#### [Dataset content]
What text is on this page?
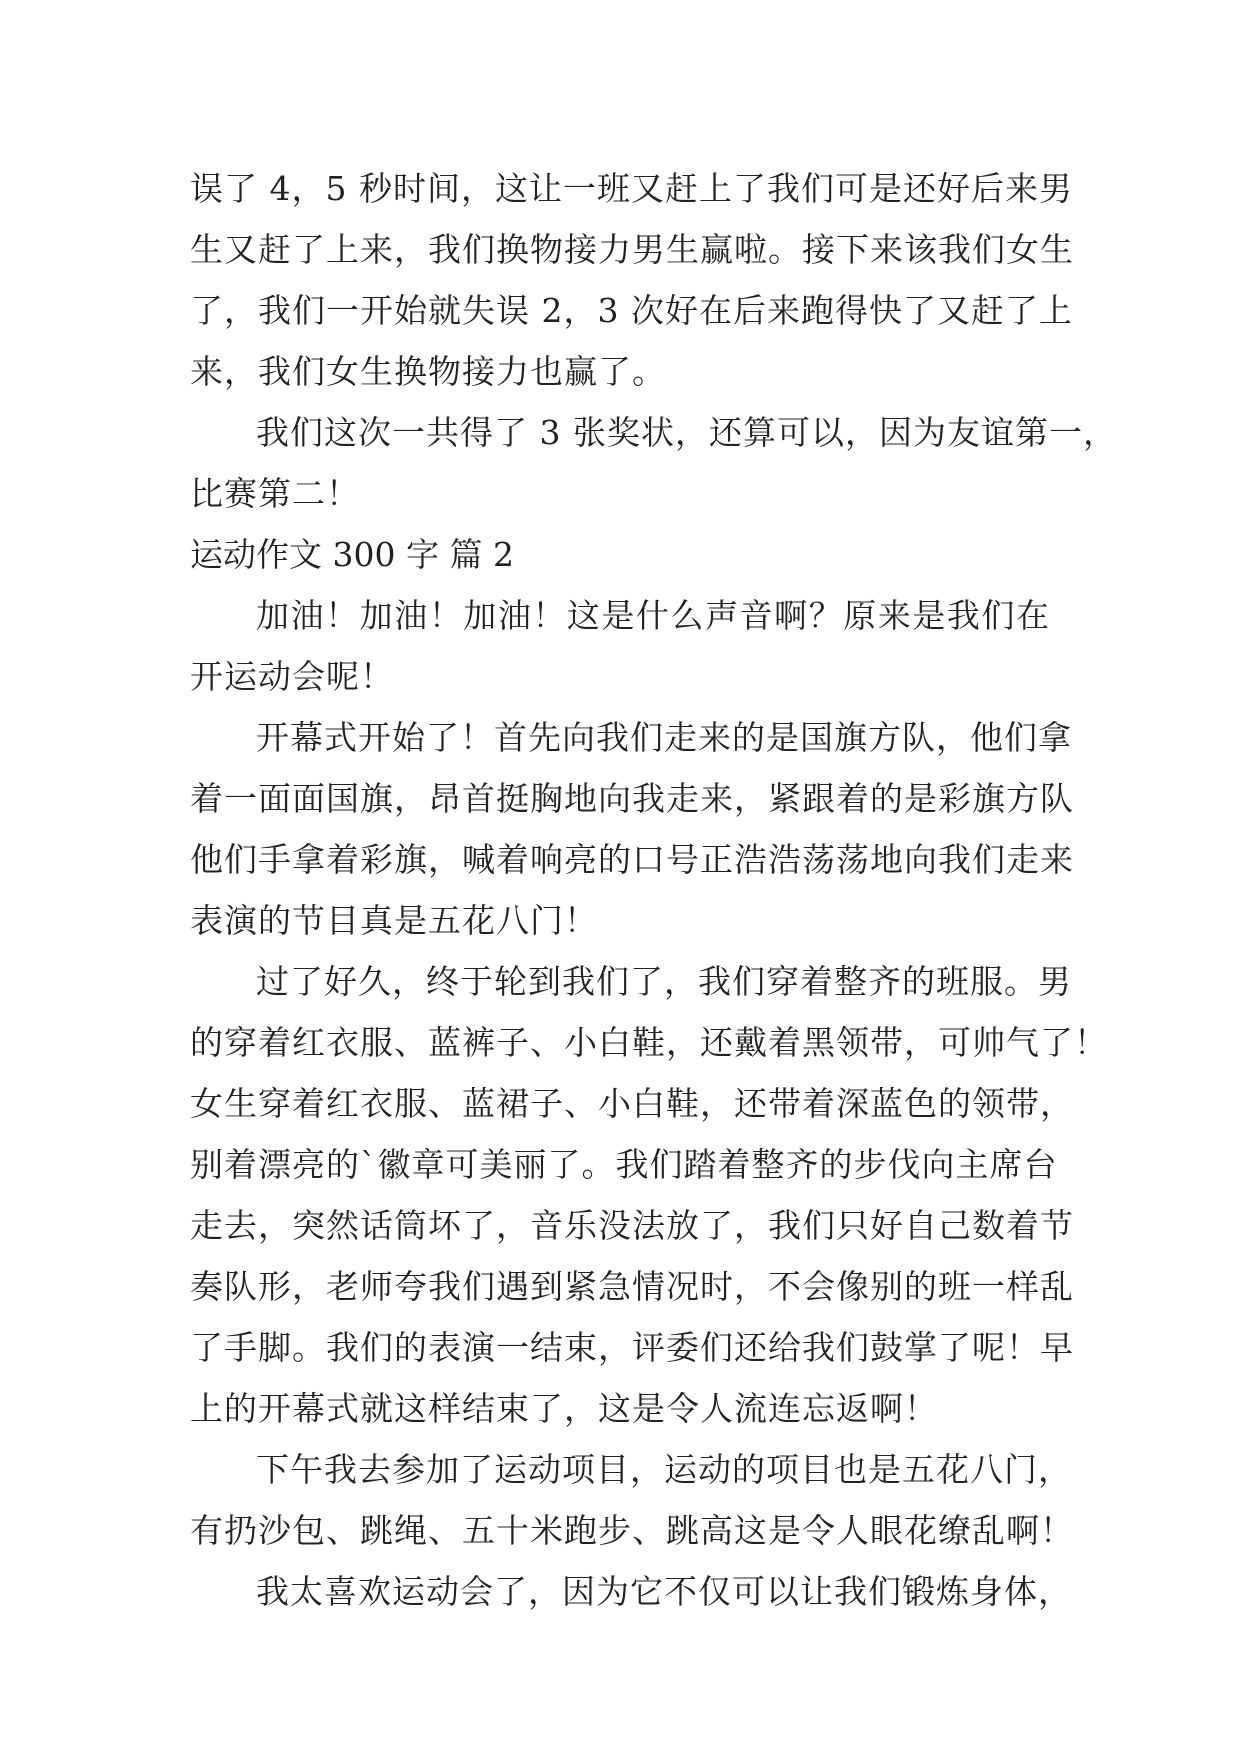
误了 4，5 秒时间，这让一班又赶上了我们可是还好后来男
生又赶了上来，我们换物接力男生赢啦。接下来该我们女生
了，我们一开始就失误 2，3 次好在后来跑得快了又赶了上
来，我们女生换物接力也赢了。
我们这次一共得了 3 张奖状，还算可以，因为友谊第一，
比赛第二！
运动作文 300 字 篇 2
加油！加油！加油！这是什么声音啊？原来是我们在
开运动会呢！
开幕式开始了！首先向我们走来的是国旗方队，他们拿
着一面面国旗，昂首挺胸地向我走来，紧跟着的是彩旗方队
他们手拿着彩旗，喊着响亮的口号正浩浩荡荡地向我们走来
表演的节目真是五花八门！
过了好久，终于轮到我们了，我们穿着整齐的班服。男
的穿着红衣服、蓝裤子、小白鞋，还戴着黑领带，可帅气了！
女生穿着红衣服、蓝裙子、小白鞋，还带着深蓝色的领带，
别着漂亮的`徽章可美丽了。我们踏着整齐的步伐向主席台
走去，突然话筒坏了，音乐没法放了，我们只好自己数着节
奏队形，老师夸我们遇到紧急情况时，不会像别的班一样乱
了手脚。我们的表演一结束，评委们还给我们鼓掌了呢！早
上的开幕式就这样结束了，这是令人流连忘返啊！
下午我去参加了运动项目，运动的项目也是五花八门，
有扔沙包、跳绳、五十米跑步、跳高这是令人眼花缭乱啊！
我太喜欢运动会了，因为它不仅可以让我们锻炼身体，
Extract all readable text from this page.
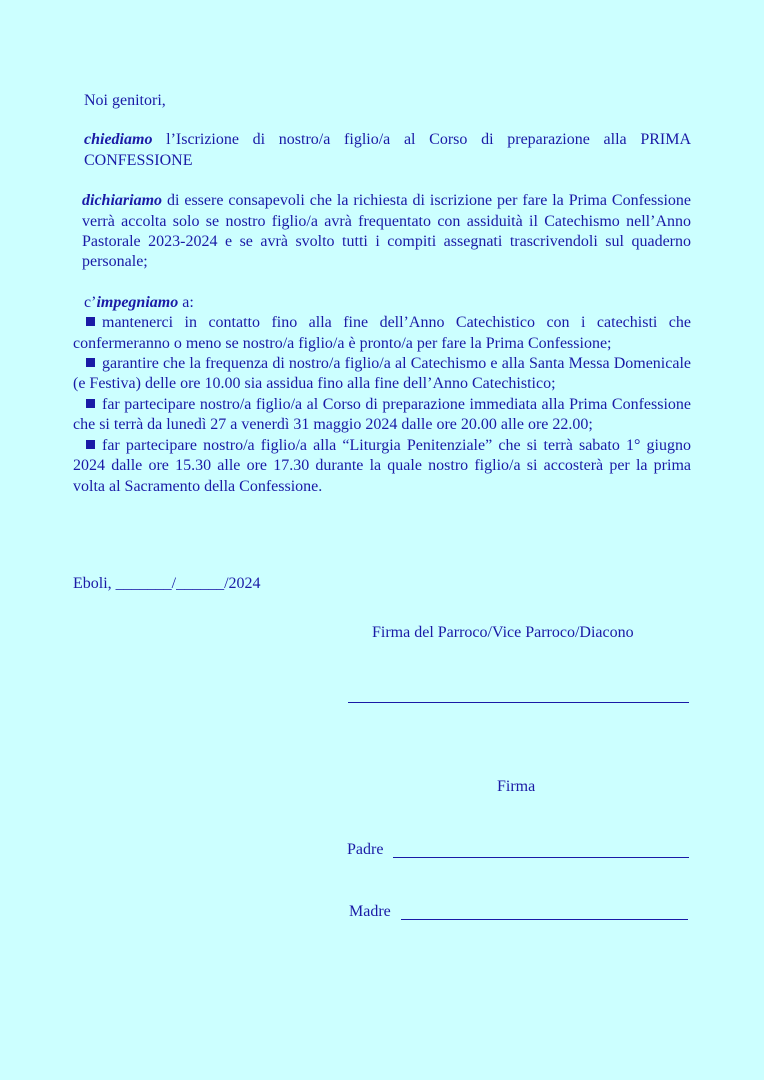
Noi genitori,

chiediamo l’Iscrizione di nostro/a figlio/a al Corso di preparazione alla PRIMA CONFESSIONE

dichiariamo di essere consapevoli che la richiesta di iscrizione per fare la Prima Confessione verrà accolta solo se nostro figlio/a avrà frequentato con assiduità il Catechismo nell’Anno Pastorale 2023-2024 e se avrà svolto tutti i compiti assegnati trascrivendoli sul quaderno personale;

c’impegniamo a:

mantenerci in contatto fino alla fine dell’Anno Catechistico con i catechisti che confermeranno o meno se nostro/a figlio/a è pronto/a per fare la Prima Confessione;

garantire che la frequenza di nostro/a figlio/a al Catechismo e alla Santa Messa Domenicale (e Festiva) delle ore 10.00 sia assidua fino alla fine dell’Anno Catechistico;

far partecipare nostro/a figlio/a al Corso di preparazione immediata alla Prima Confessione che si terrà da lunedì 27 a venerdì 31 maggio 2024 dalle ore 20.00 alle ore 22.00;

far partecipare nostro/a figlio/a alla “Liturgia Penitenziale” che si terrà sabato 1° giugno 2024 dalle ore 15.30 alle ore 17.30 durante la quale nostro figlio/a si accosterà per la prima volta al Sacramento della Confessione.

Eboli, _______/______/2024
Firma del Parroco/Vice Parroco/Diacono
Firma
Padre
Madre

#### [Work to do]
Pictures in the records must not appear in the copy; transcribe everything else precisely.

#### [Solution for this exercise]
What text is on this page?
误了 4，5 秒时间，这让一班又赶上了我们可是还好后来男
生又赶了上来，我们换物接力男生赢啦。接下来该我们女生
了，我们一开始就失误 2，3 次好在后来跑得快了又赶了上
来，我们女生换物接力也赢了。
我们这次一共得了 3 张奖状，还算可以，因为友谊第一，
比赛第二！
运动作文 300 字 篇 2
加油！加油！加油！这是什么声音啊？原来是我们在
开运动会呢！
开幕式开始了！首先向我们走来的是国旗方队，他们拿
着一面面国旗，昂首挺胸地向我走来，紧跟着的是彩旗方队
他们手拿着彩旗，喊着响亮的口号正浩浩荡荡地向我们走来
表演的节目真是五花八门！
过了好久，终于轮到我们了，我们穿着整齐的班服。男
的穿着红衣服、蓝裤子、小白鞋，还戴着黑领带，可帅气了！
女生穿着红衣服、蓝裙子、小白鞋，还带着深蓝色的领带，
别着漂亮的`徽章可美丽了。我们踏着整齐的步伐向主席台
走去，突然话筒坏了，音乐没法放了，我们只好自己数着节
奏队形，老师夸我们遇到紧急情况时，不会像别的班一样乱
了手脚。我们的表演一结束，评委们还给我们鼓掌了呢！早
上的开幕式就这样结束了，这是令人流连忘返啊！
下午我去参加了运动项目，运动的项目也是五花八门，
有扔沙包、跳绳、五十米跑步、跳高这是令人眼花缭乱啊！
我太喜欢运动会了，因为它不仅可以让我们锻炼身体，
Extract all readable text from this page.
Noi genitori,

chiediamo l’Iscrizione di nostro/a figlio/a al Corso di preparazione alla PRIMA CONFESSIONE

dichiariamo di essere consapevoli che la richiesta di iscrizione per fare la Prima Confessione verrà accolta solo se nostro figlio/a avrà frequentato con assiduità il Catechismo nell’Anno Pastorale 2023-2024 e se avrà svolto tutti i compiti assegnati trascrivendoli sul quaderno personale;

c’impegniamo a:

mantenerci in contatto fino alla fine dell’Anno Catechistico con i catechisti che confermeranno o meno se nostro/a figlio/a è pronto/a per fare la Prima Confessione;

garantire che la frequenza di nostro/a figlio/a al Catechismo e alla Santa Messa Domenicale (e Festiva) delle ore 10.00 sia assidua fino alla fine dell’Anno Catechistico;

far partecipare nostro/a figlio/a al Corso di preparazione immediata alla Prima Confessione che si terrà da lunedì 27 a venerdì 31 maggio 2024 dalle ore 20.00 alle ore 22.00;

far partecipare nostro/a figlio/a alla “Liturgia Penitenziale” che si terrà sabato 1° giugno 2024 dalle ore 15.30 alle ore 17.30 durante la quale nostro figlio/a si accosterà per la prima volta al Sacramento della Confessione.

Eboli, _______/______/2024
Firma del Parroco/Vice Parroco/Diacono
Firma
Padre
Madre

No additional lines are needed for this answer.